[Extracted data entries]
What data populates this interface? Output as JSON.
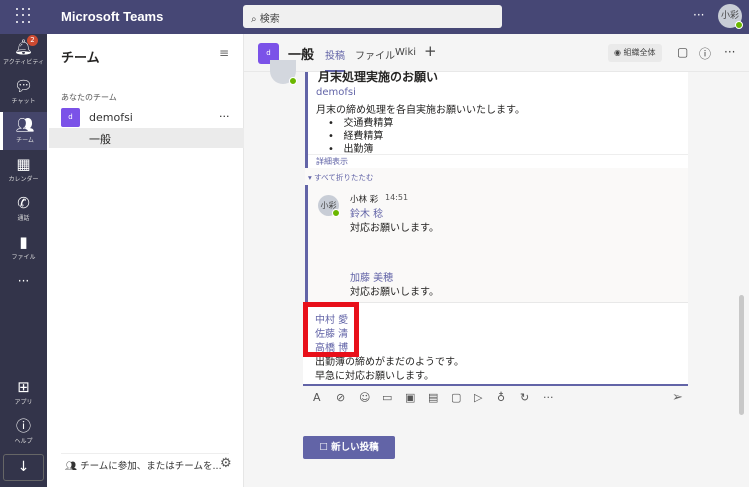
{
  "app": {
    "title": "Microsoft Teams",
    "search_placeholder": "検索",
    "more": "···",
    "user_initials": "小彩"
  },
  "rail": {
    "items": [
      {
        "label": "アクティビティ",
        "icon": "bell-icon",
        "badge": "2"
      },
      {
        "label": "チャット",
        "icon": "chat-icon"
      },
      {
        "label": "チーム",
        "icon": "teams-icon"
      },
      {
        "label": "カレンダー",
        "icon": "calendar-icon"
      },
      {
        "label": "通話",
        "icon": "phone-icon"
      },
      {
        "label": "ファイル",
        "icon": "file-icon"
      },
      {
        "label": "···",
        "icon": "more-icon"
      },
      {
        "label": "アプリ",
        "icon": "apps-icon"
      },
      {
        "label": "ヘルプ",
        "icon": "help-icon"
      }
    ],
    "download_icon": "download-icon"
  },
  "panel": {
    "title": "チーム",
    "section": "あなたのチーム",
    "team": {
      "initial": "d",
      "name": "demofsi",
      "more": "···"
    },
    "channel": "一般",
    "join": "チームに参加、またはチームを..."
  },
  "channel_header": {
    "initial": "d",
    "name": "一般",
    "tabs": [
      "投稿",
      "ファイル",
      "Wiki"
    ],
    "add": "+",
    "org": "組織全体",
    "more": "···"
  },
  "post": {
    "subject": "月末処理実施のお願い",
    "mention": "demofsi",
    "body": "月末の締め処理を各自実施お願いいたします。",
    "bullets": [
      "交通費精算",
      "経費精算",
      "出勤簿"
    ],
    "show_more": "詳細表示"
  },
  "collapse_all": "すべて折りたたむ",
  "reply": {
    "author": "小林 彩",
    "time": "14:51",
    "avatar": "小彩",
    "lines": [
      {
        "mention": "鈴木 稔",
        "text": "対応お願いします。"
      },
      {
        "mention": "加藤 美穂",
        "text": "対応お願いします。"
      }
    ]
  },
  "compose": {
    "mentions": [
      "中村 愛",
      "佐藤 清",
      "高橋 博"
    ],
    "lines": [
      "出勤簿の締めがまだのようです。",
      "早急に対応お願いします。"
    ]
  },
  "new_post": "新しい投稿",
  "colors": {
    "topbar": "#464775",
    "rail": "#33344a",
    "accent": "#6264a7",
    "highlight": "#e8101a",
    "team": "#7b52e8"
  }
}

==

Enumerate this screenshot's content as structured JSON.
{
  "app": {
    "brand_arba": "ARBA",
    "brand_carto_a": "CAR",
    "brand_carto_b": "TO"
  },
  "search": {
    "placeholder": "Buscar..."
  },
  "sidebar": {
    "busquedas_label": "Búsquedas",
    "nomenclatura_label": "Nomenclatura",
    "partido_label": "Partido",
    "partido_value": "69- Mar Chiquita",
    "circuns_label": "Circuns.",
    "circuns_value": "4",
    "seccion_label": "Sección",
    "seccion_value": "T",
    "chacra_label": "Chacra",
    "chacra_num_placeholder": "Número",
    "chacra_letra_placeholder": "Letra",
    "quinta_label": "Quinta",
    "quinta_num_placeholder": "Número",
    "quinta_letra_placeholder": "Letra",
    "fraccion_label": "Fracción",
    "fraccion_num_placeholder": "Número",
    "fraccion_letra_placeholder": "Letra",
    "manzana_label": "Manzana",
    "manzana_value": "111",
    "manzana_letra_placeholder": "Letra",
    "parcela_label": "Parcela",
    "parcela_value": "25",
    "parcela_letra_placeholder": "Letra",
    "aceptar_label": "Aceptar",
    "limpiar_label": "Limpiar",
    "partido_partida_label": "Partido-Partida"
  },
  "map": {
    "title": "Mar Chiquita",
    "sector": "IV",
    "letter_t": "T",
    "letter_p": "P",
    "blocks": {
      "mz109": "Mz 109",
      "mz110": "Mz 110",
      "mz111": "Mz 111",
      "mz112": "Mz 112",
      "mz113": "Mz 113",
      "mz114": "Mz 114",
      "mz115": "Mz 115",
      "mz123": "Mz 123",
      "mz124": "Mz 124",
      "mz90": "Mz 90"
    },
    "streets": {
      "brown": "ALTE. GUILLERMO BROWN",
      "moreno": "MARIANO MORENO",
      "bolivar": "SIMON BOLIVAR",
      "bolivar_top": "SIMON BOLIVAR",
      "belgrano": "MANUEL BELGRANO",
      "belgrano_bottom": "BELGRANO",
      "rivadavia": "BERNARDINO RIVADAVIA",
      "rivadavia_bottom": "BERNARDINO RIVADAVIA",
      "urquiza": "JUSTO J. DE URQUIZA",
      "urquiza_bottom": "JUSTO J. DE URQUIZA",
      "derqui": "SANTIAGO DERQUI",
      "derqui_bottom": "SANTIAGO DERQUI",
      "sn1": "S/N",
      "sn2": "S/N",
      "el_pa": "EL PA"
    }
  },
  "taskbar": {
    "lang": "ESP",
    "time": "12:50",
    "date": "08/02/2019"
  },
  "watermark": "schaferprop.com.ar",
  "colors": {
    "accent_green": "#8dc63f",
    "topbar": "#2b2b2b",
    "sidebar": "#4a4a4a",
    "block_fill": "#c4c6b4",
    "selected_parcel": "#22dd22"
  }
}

...

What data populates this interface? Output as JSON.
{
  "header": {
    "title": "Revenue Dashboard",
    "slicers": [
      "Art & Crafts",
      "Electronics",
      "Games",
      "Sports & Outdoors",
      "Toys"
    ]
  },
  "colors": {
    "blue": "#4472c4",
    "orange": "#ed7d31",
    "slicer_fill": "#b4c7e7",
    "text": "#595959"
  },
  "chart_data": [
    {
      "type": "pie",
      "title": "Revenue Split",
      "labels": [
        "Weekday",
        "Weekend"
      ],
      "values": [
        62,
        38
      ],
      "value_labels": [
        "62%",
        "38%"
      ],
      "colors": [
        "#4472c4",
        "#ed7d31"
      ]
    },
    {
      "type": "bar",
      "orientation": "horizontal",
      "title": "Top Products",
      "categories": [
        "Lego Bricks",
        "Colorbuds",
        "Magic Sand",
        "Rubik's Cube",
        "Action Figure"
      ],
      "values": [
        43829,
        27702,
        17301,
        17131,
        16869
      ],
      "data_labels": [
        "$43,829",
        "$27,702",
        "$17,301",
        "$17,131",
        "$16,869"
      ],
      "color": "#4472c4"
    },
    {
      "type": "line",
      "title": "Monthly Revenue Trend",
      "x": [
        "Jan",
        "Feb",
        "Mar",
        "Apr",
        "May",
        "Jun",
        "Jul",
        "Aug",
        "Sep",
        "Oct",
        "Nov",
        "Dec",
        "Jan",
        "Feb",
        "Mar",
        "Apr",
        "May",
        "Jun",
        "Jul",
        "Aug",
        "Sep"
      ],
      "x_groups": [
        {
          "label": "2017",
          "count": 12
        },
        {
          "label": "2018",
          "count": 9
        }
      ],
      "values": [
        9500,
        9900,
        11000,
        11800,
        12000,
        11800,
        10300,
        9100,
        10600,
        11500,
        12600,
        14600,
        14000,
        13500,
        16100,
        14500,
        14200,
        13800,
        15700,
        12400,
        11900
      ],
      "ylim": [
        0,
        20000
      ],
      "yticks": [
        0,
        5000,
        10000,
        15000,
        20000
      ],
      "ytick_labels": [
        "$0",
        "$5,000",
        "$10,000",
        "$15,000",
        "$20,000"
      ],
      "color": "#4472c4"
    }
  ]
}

• Instruction: Return every line above in which the string "icon" occurs.

• Exercise response:
        "icon": "bell-icon",
        "icon": "chat-icon"
        "icon": "teams-icon"
        "icon": "calendar-icon"
        "icon": "phone-icon"
        "icon": "file-icon"
        "icon": "more-icon"
        "icon": "apps-icon"
        "icon": "help-icon"
    "download_icon": "download-icon"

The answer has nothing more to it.